Dataset rows —

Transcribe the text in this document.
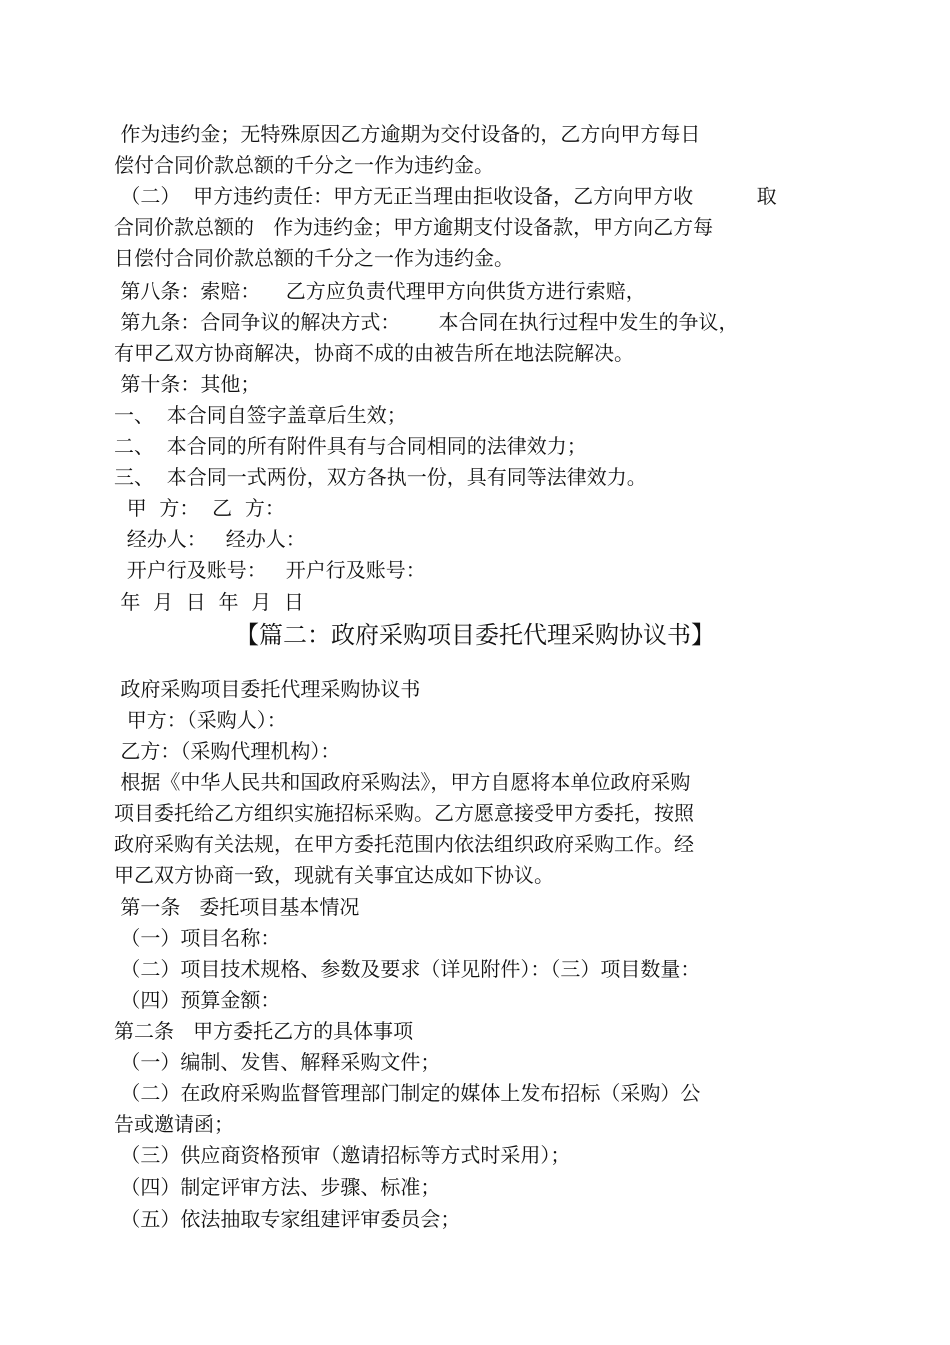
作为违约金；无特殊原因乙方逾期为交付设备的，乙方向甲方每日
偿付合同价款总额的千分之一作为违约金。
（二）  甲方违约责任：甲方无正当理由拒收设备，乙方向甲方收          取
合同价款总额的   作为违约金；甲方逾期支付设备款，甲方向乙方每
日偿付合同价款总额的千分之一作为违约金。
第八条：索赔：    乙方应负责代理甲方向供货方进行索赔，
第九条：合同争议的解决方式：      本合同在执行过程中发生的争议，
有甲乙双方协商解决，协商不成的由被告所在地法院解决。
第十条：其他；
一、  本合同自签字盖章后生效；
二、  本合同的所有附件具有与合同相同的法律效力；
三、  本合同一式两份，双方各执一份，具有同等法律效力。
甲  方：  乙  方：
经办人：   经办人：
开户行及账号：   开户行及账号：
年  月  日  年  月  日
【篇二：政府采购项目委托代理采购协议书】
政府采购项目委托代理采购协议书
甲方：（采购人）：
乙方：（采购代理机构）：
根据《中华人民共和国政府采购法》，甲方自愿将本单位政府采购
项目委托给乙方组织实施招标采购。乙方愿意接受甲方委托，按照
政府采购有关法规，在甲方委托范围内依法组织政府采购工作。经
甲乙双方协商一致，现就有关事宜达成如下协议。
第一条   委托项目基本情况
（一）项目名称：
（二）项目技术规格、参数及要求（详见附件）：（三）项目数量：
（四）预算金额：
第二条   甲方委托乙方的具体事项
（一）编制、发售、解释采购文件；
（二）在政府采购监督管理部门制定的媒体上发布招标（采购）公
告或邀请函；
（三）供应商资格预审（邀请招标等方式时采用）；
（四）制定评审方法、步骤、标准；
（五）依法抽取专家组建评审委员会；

--

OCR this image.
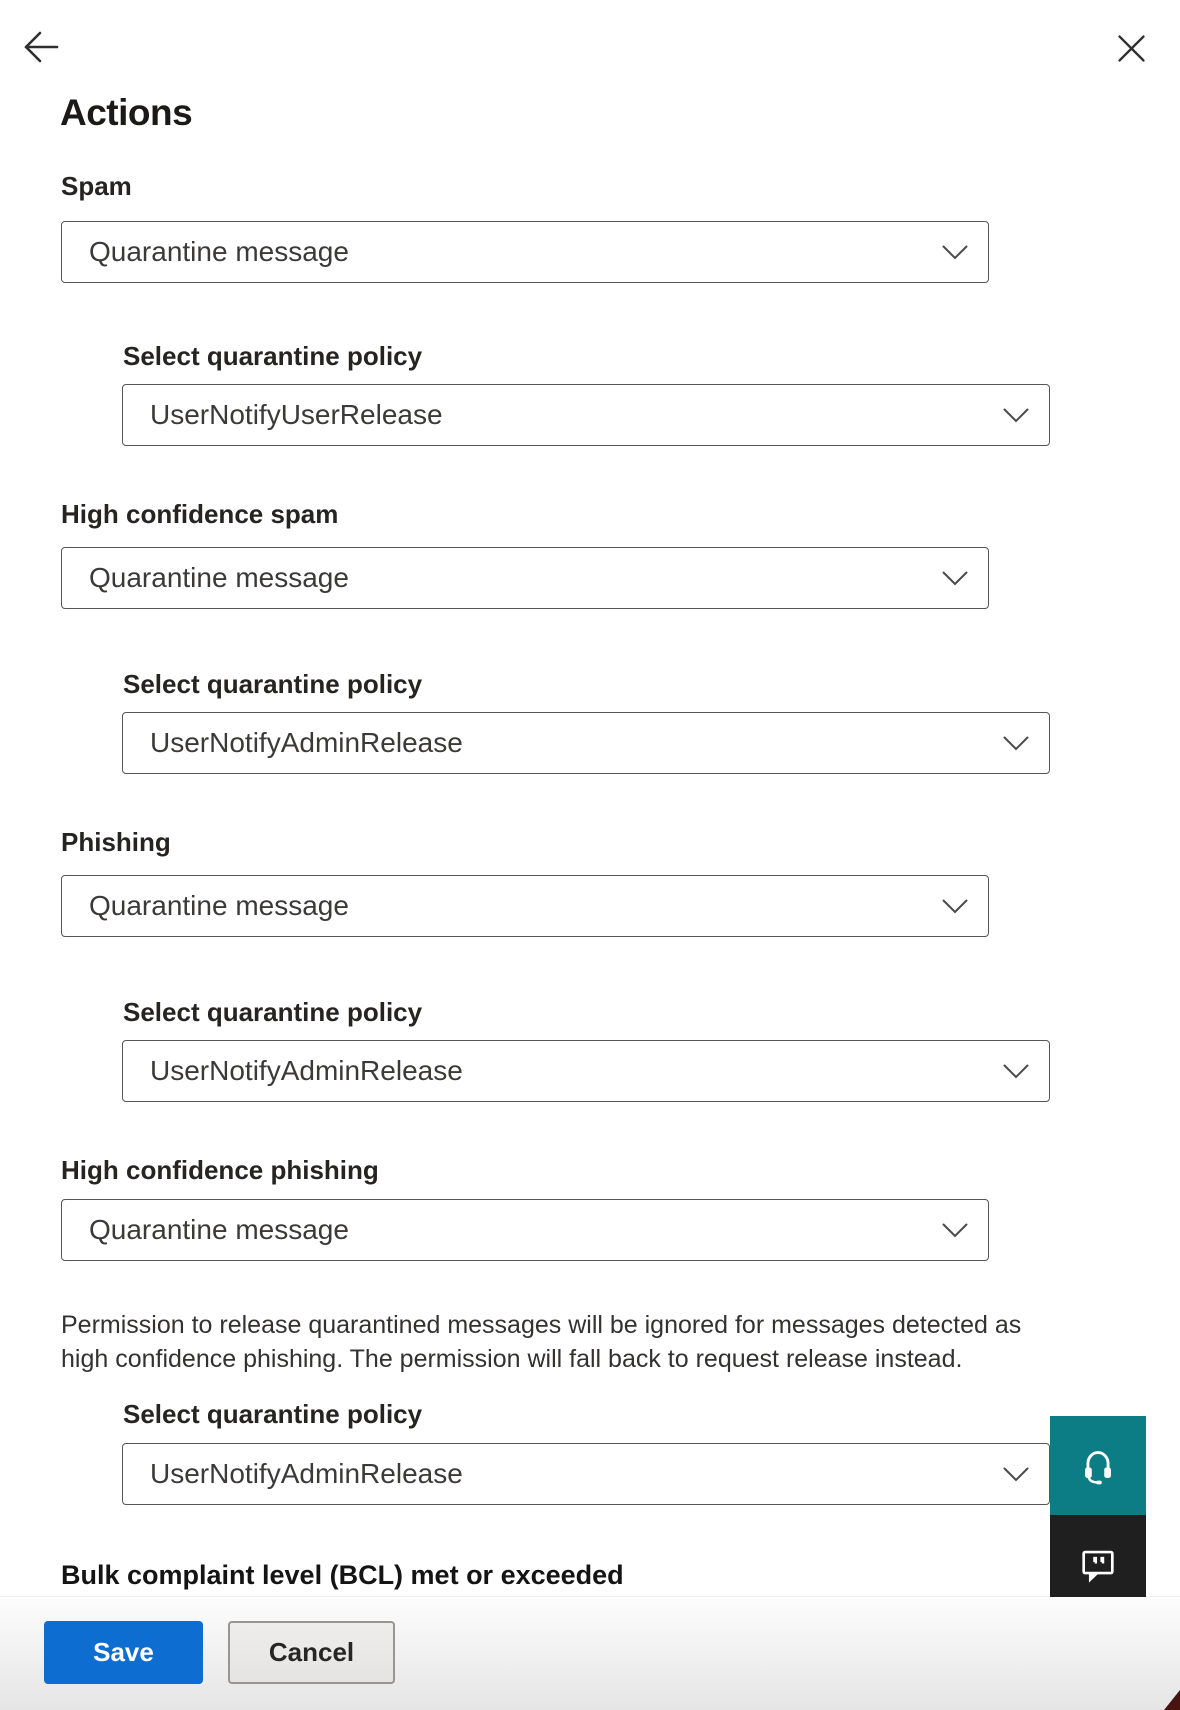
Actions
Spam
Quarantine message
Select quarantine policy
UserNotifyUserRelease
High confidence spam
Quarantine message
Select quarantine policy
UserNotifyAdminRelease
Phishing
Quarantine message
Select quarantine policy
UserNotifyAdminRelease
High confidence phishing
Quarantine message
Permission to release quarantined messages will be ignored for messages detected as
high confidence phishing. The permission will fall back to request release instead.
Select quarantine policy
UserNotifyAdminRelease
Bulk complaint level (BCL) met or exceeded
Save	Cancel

* * *

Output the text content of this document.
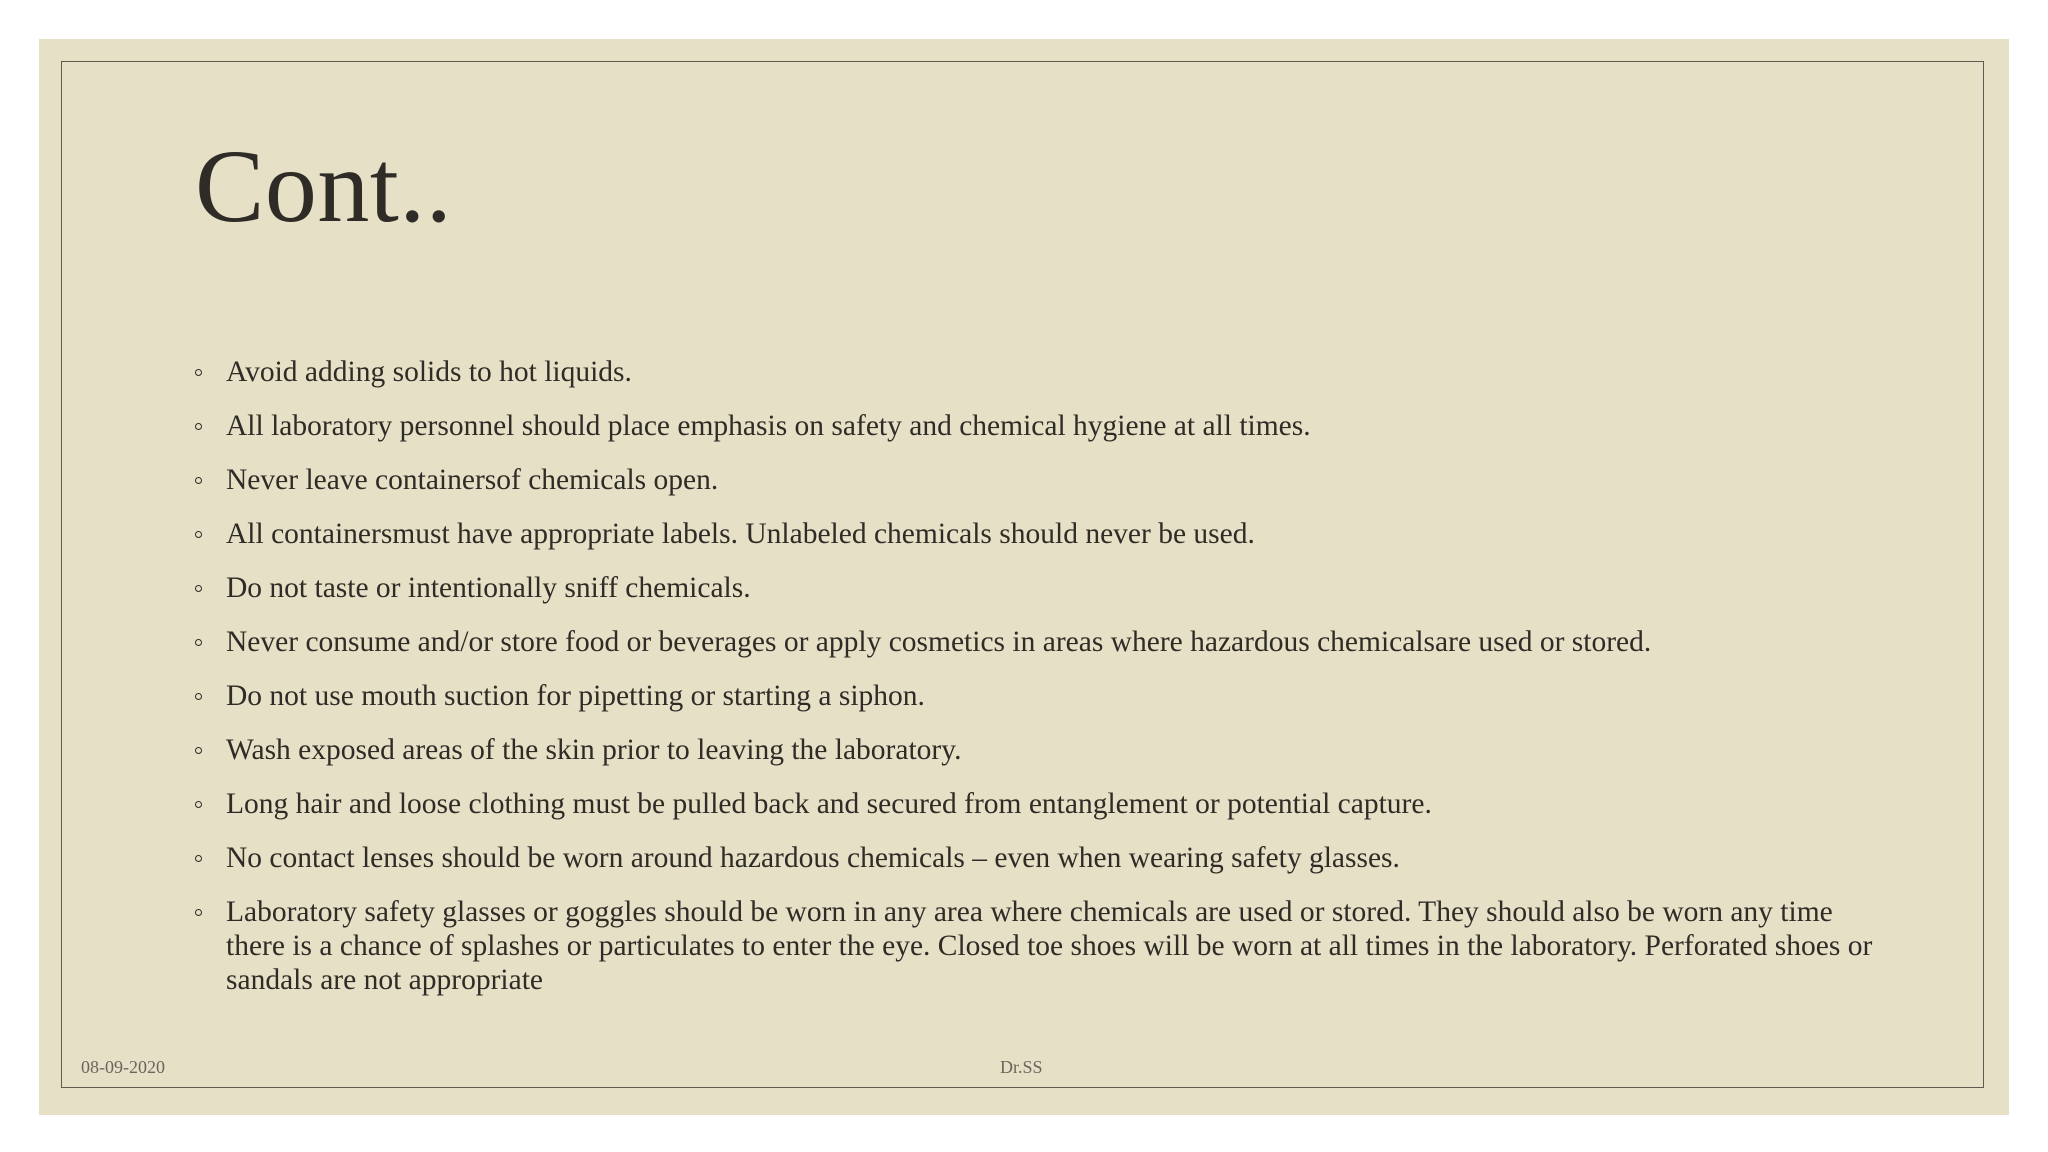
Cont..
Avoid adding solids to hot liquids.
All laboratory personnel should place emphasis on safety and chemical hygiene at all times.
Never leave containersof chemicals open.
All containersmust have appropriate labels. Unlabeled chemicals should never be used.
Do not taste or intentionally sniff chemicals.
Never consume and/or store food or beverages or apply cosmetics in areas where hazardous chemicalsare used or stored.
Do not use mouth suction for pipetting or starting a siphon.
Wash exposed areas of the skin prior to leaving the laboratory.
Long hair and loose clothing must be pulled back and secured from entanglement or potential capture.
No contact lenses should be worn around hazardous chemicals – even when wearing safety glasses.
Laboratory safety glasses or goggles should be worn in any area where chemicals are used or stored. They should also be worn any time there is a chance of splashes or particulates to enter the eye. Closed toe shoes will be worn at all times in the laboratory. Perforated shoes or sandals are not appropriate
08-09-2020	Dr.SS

Direction — Each line with the string "政府采购项目委托代理采购协议书" in it needs to be found and copied.

Problem solution —
【篇二：政府采购项目委托代理采购协议书】
政府采购项目委托代理采购协议书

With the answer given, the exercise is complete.